**Record set**
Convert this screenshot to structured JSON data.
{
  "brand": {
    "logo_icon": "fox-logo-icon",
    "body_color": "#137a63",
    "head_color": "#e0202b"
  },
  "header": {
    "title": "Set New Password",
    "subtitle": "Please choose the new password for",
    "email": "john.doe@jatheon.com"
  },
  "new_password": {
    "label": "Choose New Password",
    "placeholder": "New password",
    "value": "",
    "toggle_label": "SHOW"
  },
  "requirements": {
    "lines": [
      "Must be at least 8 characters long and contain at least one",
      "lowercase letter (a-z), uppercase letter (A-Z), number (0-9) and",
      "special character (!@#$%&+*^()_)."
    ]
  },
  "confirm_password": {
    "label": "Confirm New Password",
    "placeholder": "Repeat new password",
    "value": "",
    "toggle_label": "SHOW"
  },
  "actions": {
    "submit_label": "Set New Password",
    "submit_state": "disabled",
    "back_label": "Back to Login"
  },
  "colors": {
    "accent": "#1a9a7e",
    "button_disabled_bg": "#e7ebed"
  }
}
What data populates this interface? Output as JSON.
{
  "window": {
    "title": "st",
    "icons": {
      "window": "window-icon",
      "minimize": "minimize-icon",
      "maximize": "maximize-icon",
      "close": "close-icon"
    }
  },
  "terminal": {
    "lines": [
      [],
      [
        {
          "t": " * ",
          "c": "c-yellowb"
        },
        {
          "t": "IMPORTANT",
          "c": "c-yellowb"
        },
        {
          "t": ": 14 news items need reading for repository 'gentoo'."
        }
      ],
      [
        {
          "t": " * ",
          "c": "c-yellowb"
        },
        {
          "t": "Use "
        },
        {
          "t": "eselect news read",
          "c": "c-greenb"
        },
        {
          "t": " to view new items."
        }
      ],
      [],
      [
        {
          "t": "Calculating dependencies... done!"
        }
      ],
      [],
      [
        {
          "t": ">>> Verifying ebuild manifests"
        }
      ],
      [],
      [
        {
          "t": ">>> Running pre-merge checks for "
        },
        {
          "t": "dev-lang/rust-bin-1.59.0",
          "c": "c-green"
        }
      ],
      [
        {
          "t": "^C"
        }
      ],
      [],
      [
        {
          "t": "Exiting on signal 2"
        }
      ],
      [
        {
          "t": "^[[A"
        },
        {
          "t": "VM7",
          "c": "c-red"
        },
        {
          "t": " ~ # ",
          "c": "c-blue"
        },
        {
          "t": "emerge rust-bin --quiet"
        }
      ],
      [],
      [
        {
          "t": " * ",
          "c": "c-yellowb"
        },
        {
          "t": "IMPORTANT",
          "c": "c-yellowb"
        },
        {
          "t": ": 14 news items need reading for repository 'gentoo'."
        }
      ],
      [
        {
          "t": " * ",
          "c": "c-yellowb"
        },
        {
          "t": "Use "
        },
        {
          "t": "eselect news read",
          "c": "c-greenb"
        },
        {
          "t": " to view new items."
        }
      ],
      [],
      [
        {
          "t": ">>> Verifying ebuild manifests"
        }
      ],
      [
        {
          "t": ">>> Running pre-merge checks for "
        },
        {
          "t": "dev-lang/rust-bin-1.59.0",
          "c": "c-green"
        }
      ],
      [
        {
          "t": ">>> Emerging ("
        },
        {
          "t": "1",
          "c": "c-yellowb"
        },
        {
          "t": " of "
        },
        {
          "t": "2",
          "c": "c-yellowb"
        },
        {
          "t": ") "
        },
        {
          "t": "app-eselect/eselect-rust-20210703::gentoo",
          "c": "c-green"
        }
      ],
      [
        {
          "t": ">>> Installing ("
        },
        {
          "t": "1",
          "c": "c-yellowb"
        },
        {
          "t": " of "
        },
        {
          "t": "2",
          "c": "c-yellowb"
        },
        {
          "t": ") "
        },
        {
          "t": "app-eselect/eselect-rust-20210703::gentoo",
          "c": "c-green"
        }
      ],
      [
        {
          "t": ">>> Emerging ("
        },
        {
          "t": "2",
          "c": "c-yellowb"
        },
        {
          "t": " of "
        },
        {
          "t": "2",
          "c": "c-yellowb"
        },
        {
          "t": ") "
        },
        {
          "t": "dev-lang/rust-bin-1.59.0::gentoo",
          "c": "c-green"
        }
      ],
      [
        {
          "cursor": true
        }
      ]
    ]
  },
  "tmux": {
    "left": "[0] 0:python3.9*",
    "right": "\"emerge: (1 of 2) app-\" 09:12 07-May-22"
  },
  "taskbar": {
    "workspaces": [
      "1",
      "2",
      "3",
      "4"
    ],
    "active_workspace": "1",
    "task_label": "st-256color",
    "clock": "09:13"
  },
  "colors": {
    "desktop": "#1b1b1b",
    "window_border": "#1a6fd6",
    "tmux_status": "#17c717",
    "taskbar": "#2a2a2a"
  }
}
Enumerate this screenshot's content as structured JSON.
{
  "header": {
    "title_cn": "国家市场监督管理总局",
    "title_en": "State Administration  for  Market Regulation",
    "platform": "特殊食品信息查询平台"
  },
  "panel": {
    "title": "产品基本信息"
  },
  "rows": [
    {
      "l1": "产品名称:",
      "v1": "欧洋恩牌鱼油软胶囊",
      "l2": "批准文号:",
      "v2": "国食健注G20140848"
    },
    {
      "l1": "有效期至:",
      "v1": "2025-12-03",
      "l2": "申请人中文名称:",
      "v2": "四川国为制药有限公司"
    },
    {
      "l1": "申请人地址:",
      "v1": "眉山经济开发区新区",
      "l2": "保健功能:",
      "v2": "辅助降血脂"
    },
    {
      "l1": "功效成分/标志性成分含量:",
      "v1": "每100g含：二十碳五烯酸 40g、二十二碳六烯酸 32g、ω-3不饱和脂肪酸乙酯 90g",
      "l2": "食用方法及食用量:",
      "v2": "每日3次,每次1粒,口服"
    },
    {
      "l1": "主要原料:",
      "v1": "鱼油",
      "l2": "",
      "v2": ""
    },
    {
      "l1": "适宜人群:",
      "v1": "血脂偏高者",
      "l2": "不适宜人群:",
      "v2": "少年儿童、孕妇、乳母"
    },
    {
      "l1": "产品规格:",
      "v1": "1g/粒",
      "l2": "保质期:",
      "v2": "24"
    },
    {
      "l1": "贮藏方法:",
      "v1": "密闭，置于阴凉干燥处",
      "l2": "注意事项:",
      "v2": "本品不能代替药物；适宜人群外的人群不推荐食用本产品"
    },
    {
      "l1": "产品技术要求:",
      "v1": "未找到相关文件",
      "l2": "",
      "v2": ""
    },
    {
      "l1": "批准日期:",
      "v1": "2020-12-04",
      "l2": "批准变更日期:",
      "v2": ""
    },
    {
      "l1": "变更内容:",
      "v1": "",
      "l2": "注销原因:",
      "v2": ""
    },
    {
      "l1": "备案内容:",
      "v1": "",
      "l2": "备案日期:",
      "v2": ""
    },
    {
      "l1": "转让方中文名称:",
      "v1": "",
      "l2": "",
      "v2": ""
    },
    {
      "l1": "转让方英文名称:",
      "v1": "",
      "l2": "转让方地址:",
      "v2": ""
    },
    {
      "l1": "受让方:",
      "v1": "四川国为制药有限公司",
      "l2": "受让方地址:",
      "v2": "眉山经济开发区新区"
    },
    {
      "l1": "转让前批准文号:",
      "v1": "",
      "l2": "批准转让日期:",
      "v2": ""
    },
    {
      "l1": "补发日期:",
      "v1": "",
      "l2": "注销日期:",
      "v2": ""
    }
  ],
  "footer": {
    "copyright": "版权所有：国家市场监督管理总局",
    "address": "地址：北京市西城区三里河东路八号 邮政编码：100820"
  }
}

**Problem description**
Write out the data exactly as it stands.

**Expected answer**
Convert this screenshot to structured JSON data.
{
  "brand": {
    "logo_icon": "fox-logo-icon",
    "body_color": "#137a63",
    "head_color": "#e0202b"
  },
  "header": {
    "title": "Set New Password",
    "subtitle": "Please choose the new password for",
    "email": "john.doe@jatheon.com"
  },
  "new_password": {
    "label": "Choose New Password",
    "placeholder": "New password",
    "value": "",
    "toggle_label": "SHOW"
  },
  "requirements": {
    "lines": [
      "Must be at least 8 characters long and contain at least one",
      "lowercase letter (a-z), uppercase letter (A-Z), number (0-9) and",
      "special character (!@#$%&+*^()_)."
    ]
  },
  "confirm_password": {
    "label": "Confirm New Password",
    "placeholder": "Repeat new password",
    "value": "",
    "toggle_label": "SHOW"
  },
  "actions": {
    "submit_label": "Set New Password",
    "submit_state": "disabled",
    "back_label": "Back to Login"
  },
  "colors": {
    "accent": "#1a9a7e",
    "button_disabled_bg": "#e7ebed"
  }
}
What data populates this interface? Output as JSON.
{
  "window": {
    "title": "st",
    "icons": {
      "window": "window-icon",
      "minimize": "minimize-icon",
      "maximize": "maximize-icon",
      "close": "close-icon"
    }
  },
  "terminal": {
    "lines": [
      [],
      [
        {
          "t": " * ",
          "c": "c-yellowb"
        },
        {
          "t": "IMPORTANT",
          "c": "c-yellowb"
        },
        {
          "t": ": 14 news items need reading for repository 'gentoo'."
        }
      ],
      [
        {
          "t": " * ",
          "c": "c-yellowb"
        },
        {
          "t": "Use "
        },
        {
          "t": "eselect news read",
          "c": "c-greenb"
        },
        {
          "t": " to view new items."
        }
      ],
      [],
      [
        {
          "t": "Calculating dependencies... done!"
        }
      ],
      [],
      [
        {
          "t": ">>> Verifying ebuild manifests"
        }
      ],
      [],
      [
        {
          "t": ">>> Running pre-merge checks for "
        },
        {
          "t": "dev-lang/rust-bin-1.59.0",
          "c": "c-green"
        }
      ],
      [
        {
          "t": "^C"
        }
      ],
      [],
      [
        {
          "t": "Exiting on signal 2"
        }
      ],
      [
        {
          "t": "^[[A"
        },
        {
          "t": "VM7",
          "c": "c-red"
        },
        {
          "t": " ~ # ",
          "c": "c-blue"
        },
        {
          "t": "emerge rust-bin --quiet"
        }
      ],
      [],
      [
        {
          "t": " * ",
          "c": "c-yellowb"
        },
        {
          "t": "IMPORTANT",
          "c": "c-yellowb"
        },
        {
          "t": ": 14 news items need reading for repository 'gentoo'."
        }
      ],
      [
        {
          "t": " * ",
          "c": "c-yellowb"
        },
        {
          "t": "Use "
        },
        {
          "t": "eselect news read",
          "c": "c-greenb"
        },
        {
          "t": " to view new items."
        }
      ],
      [],
      [
        {
          "t": ">>> Verifying ebuild manifests"
        }
      ],
      [
        {
          "t": ">>> Running pre-merge checks for "
        },
        {
          "t": "dev-lang/rust-bin-1.59.0",
          "c": "c-green"
        }
      ],
      [
        {
          "t": ">>> Emerging ("
        },
        {
          "t": "1",
          "c": "c-yellowb"
        },
        {
          "t": " of "
        },
        {
          "t": "2",
          "c": "c-yellowb"
        },
        {
          "t": ") "
        },
        {
          "t": "app-eselect/eselect-rust-20210703::gentoo",
          "c": "c-green"
        }
      ],
      [
        {
          "t": ">>> Installing ("
        },
        {
          "t": "1",
          "c": "c-yellowb"
        },
        {
          "t": " of "
        },
        {
          "t": "2",
          "c": "c-yellowb"
        },
        {
          "t": ") "
        },
        {
          "t": "app-eselect/eselect-rust-20210703::gentoo",
          "c": "c-green"
        }
      ],
      [
        {
          "t": ">>> Emerging ("
        },
        {
          "t": "2",
          "c": "c-yellowb"
        },
        {
          "t": " of "
        },
        {
          "t": "2",
          "c": "c-yellowb"
        },
        {
          "t": ") "
        },
        {
          "t": "dev-lang/rust-bin-1.59.0::gentoo",
          "c": "c-green"
        }
      ],
      [
        {
          "cursor": true
        }
      ]
    ]
  },
  "tmux": {
    "left": "[0] 0:python3.9*",
    "right": "\"emerge: (1 of 2) app-\" 09:12 07-May-22"
  },
  "taskbar": {
    "workspaces": [
      "1",
      "2",
      "3",
      "4"
    ],
    "active_workspace": "1",
    "task_label": "st-256color",
    "clock": "09:13"
  },
  "colors": {
    "desktop": "#1b1b1b",
    "window_border": "#1a6fd6",
    "tmux_status": "#17c717",
    "taskbar": "#2a2a2a"
  }
}
Enumerate this screenshot's content as structured JSON.
{
  "header": {
    "title_cn": "国家市场监督管理总局",
    "title_en": "State Administration  for  Market Regulation",
    "platform": "特殊食品信息查询平台"
  },
  "panel": {
    "title": "产品基本信息"
  },
  "rows": [
    {
      "l1": "产品名称:",
      "v1": "欧洋恩牌鱼油软胶囊",
      "l2": "批准文号:",
      "v2": "国食健注G20140848"
    },
    {
      "l1": "有效期至:",
      "v1": "2025-12-03",
      "l2": "申请人中文名称:",
      "v2": "四川国为制药有限公司"
    },
    {
      "l1": "申请人地址:",
      "v1": "眉山经济开发区新区",
      "l2": "保健功能:",
      "v2": "辅助降血脂"
    },
    {
      "l1": "功效成分/标志性成分含量:",
      "v1": "每100g含：二十碳五烯酸 40g、二十二碳六烯酸 32g、ω-3不饱和脂肪酸乙酯 90g",
      "l2": "食用方法及食用量:",
      "v2": "每日3次,每次1粒,口服"
    },
    {
      "l1": "主要原料:",
      "v1": "鱼油",
      "l2": "",
      "v2": ""
    },
    {
      "l1": "适宜人群:",
      "v1": "血脂偏高者",
      "l2": "不适宜人群:",
      "v2": "少年儿童、孕妇、乳母"
    },
    {
      "l1": "产品规格:",
      "v1": "1g/粒",
      "l2": "保质期:",
      "v2": "24"
    },
    {
      "l1": "贮藏方法:",
      "v1": "密闭，置于阴凉干燥处",
      "l2": "注意事项:",
      "v2": "本品不能代替药物；适宜人群外的人群不推荐食用本产品"
    },
    {
      "l1": "产品技术要求:",
      "v1": "未找到相关文件",
      "l2": "",
      "v2": ""
    },
    {
      "l1": "批准日期:",
      "v1": "2020-12-04",
      "l2": "批准变更日期:",
      "v2": ""
    },
    {
      "l1": "变更内容:",
      "v1": "",
      "l2": "注销原因:",
      "v2": ""
    },
    {
      "l1": "备案内容:",
      "v1": "",
      "l2": "备案日期:",
      "v2": ""
    },
    {
      "l1": "转让方中文名称:",
      "v1": "",
      "l2": "",
      "v2": ""
    },
    {
      "l1": "转让方英文名称:",
      "v1": "",
      "l2": "转让方地址:",
      "v2": ""
    },
    {
      "l1": "受让方:",
      "v1": "四川国为制药有限公司",
      "l2": "受让方地址:",
      "v2": "眉山经济开发区新区"
    },
    {
      "l1": "转让前批准文号:",
      "v1": "",
      "l2": "批准转让日期:",
      "v2": ""
    },
    {
      "l1": "补发日期:",
      "v1": "",
      "l2": "注销日期:",
      "v2": ""
    }
  ],
  "footer": {
    "copyright": "版权所有：国家市场监督管理总局",
    "address": "地址：北京市西城区三里河东路八号 邮政编码：100820"
  }
}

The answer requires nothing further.